►
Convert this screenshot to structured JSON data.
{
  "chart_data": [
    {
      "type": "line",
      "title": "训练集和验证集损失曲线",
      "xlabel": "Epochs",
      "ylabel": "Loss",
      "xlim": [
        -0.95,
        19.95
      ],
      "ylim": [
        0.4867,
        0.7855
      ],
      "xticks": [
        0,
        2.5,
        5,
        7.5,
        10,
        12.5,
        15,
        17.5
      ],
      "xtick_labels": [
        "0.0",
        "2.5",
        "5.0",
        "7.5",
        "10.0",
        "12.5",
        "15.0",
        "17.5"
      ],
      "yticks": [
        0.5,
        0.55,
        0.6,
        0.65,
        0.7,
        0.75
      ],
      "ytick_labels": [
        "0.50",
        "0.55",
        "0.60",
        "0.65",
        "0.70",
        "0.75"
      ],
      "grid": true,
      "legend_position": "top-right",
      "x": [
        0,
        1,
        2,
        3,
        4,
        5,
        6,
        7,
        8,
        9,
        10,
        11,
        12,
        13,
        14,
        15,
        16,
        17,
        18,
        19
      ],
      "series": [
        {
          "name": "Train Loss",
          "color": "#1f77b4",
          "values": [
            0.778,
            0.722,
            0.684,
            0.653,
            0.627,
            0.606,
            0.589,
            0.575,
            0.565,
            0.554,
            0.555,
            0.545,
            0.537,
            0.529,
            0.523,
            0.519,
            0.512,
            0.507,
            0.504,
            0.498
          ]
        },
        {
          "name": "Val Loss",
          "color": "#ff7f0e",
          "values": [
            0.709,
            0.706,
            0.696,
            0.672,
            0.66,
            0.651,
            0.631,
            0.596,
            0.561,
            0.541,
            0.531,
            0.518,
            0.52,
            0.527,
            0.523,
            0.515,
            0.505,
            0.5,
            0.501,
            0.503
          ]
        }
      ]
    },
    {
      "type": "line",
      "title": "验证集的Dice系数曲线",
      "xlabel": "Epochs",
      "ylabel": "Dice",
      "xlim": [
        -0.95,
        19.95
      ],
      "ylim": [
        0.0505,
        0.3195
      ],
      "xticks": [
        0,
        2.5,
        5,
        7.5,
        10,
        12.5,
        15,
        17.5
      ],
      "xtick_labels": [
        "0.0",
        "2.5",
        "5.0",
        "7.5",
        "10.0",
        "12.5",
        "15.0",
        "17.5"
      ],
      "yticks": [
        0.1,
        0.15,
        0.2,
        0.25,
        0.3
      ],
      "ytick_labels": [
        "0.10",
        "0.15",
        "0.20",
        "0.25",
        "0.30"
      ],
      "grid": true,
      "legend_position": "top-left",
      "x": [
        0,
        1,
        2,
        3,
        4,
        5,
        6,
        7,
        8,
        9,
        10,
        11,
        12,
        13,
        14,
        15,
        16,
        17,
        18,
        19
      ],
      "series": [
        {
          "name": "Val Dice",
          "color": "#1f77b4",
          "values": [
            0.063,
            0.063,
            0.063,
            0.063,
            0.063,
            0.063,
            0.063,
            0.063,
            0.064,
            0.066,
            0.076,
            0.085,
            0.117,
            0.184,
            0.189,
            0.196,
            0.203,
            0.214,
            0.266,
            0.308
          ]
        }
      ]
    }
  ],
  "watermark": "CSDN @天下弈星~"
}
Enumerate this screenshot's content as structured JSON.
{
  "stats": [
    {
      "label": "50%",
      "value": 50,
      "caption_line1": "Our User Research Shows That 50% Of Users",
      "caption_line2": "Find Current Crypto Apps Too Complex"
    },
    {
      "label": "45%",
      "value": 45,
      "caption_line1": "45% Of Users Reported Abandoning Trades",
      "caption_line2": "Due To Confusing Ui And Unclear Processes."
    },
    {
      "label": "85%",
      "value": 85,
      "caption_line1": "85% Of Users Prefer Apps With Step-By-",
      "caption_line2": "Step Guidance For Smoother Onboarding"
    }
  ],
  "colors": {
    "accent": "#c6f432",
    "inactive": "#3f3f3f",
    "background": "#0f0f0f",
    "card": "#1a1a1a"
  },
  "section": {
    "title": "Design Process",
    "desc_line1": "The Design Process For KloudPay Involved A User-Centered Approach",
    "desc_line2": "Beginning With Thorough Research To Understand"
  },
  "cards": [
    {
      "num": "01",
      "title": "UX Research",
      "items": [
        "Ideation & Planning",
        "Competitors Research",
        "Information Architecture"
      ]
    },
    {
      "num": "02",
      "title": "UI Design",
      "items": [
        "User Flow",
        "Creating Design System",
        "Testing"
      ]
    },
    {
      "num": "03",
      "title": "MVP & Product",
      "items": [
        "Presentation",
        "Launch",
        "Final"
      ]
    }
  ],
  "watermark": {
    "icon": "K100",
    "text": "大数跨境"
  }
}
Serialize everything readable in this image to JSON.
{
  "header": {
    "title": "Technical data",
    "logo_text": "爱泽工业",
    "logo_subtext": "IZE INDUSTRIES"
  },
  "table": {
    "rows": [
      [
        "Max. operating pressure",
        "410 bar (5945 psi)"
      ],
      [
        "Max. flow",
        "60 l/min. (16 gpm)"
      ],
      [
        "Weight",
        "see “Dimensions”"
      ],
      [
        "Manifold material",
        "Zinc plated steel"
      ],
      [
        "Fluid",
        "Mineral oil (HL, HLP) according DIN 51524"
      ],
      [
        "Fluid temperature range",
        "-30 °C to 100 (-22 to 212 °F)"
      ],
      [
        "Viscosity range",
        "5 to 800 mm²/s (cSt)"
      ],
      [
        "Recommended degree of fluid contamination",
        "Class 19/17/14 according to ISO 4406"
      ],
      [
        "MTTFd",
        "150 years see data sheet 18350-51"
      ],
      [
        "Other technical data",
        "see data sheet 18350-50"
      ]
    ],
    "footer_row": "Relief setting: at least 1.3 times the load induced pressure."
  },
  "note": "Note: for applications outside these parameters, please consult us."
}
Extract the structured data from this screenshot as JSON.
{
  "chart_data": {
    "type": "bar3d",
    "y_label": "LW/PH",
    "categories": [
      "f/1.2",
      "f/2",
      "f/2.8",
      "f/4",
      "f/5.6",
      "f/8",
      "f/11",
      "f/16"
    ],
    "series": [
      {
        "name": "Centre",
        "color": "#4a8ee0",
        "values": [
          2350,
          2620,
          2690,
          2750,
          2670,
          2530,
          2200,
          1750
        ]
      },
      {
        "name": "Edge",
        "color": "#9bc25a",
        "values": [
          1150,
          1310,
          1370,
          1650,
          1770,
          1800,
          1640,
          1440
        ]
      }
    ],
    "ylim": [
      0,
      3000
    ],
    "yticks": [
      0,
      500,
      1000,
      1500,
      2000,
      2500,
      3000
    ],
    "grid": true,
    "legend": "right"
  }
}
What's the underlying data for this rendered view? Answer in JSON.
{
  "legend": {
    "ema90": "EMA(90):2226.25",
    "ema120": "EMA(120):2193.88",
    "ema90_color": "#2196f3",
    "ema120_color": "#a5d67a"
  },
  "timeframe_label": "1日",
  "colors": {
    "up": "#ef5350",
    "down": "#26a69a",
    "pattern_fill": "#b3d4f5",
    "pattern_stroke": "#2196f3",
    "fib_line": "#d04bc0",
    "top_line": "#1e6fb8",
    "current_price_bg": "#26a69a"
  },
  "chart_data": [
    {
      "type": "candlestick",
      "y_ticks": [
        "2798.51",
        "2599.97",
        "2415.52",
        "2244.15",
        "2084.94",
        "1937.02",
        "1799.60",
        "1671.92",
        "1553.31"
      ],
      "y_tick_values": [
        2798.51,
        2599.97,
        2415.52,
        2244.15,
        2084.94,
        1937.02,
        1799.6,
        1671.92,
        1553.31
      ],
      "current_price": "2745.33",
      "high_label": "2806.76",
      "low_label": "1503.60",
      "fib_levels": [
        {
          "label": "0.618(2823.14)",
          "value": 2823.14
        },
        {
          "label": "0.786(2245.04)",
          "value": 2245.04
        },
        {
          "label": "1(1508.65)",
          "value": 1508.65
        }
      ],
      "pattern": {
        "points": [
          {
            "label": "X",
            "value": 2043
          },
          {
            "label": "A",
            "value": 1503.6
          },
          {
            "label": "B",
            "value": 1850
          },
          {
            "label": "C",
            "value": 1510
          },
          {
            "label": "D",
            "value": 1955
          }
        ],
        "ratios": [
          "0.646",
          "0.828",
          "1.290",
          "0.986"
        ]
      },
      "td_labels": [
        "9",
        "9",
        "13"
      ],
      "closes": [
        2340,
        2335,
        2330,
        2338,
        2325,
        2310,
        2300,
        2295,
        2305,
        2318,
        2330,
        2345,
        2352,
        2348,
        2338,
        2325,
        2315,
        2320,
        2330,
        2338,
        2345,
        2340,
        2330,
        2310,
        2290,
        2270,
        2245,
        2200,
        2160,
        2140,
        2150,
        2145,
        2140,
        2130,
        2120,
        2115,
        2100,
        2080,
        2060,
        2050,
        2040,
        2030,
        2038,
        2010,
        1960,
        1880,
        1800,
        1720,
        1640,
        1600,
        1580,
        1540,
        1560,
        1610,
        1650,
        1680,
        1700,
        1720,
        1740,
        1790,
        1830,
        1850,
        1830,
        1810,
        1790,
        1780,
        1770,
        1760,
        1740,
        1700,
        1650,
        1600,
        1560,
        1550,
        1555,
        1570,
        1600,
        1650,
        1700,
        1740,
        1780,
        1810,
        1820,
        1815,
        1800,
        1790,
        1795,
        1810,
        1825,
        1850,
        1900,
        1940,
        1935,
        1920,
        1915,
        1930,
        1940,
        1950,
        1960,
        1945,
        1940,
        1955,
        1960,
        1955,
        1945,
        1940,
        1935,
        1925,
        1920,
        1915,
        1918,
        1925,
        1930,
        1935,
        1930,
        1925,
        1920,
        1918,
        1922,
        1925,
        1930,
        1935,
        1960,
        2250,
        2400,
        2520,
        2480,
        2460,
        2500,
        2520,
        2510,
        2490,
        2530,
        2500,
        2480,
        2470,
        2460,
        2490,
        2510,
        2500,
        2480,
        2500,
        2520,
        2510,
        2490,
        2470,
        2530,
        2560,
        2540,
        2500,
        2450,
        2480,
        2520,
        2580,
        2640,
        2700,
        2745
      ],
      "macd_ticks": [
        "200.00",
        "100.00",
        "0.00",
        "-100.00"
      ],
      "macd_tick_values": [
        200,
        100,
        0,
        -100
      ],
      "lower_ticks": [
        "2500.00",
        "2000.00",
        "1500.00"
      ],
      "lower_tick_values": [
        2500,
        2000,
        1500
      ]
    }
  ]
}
◄
▸ Exercise details: Track down all lines above with the string "Design" and copy them.

▸ Reply:
    "title": "Design Process",
    "desc_line1": "The Design Process For KloudPay Involved A User-Centered Approach",
      "title": "UI Design",
        "Creating Design System",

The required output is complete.